__THE RECORDS__
# # #

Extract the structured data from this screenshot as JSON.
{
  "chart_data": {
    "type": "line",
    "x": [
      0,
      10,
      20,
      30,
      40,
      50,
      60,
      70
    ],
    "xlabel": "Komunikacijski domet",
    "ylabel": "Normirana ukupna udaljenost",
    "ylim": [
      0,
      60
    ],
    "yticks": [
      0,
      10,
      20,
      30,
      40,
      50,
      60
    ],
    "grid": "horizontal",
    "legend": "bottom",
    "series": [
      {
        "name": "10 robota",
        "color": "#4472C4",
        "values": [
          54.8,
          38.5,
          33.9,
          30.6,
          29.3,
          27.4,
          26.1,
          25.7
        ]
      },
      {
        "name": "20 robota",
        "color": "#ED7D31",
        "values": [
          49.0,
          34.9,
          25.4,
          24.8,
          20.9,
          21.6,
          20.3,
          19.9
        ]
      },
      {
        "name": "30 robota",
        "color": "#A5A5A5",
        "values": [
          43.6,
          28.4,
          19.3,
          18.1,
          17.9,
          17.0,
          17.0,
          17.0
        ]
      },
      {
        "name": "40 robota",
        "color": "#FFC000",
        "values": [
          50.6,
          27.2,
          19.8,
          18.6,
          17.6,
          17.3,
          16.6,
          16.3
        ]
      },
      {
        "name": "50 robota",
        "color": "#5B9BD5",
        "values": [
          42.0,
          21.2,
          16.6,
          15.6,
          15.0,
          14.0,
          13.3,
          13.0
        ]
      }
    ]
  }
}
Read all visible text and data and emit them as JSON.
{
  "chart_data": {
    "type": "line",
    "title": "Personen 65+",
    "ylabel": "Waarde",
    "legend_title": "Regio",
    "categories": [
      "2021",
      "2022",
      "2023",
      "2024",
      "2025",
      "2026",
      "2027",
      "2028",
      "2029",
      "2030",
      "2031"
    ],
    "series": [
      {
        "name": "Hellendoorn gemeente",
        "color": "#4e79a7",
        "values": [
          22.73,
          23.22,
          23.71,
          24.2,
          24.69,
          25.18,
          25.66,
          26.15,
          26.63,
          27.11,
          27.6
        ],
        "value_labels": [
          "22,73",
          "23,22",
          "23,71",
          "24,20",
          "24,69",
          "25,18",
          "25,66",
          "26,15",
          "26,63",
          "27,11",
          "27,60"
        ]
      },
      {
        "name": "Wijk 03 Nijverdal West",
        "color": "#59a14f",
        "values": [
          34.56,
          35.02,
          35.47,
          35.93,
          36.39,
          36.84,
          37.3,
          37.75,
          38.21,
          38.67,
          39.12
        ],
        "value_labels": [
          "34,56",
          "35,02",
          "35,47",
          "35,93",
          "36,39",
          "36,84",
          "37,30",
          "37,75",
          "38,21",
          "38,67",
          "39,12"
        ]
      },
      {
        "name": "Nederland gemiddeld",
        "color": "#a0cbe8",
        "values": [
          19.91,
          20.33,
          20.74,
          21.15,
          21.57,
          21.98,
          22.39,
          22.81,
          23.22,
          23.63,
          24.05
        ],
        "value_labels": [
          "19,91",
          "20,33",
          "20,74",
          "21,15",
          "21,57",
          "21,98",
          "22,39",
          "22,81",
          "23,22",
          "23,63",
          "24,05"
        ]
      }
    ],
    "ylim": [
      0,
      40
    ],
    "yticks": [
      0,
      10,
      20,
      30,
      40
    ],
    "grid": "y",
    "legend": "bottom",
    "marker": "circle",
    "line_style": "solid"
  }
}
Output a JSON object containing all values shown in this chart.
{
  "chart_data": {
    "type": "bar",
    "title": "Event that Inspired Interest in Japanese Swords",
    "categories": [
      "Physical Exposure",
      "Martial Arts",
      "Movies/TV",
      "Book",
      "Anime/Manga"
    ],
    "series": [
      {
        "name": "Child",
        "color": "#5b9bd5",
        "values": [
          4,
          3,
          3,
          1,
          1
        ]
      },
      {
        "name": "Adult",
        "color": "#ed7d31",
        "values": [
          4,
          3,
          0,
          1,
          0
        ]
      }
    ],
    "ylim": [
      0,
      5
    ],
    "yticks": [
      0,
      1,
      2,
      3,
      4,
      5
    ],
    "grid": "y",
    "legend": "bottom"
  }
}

# # #

__INSTRUCTIONS FOR THE TASK__
In the listing above, find the line containing "Output a JSON" and please quote exactly that line through the last one, and no other lines.

__RESPONSE BELOW__
Output a JSON object containing all values shown in this chart.
{
  "chart_data": {
    "type": "bar",
    "title": "Event that Inspired Interest in Japanese Swords",
    "categories": [
      "Physical Exposure",
      "Martial Arts",
      "Movies/TV",
      "Book",
      "Anime/Manga"
    ],
    "series": [
      {
        "name": "Child",
        "color": "#5b9bd5",
        "values": [
          4,
          3,
          3,
          1,
          1
        ]
      },
      {
        "name": "Adult",
        "color": "#ed7d31",
        "values": [
          4,
          3,
          0,
          1,
          0
        ]
      }
    ],
    "ylim": [
      0,
      5
    ],
    "yticks": [
      0,
      1,
      2,
      3,
      4,
      5
    ],
    "grid": "y",
    "legend": "bottom"
  }
}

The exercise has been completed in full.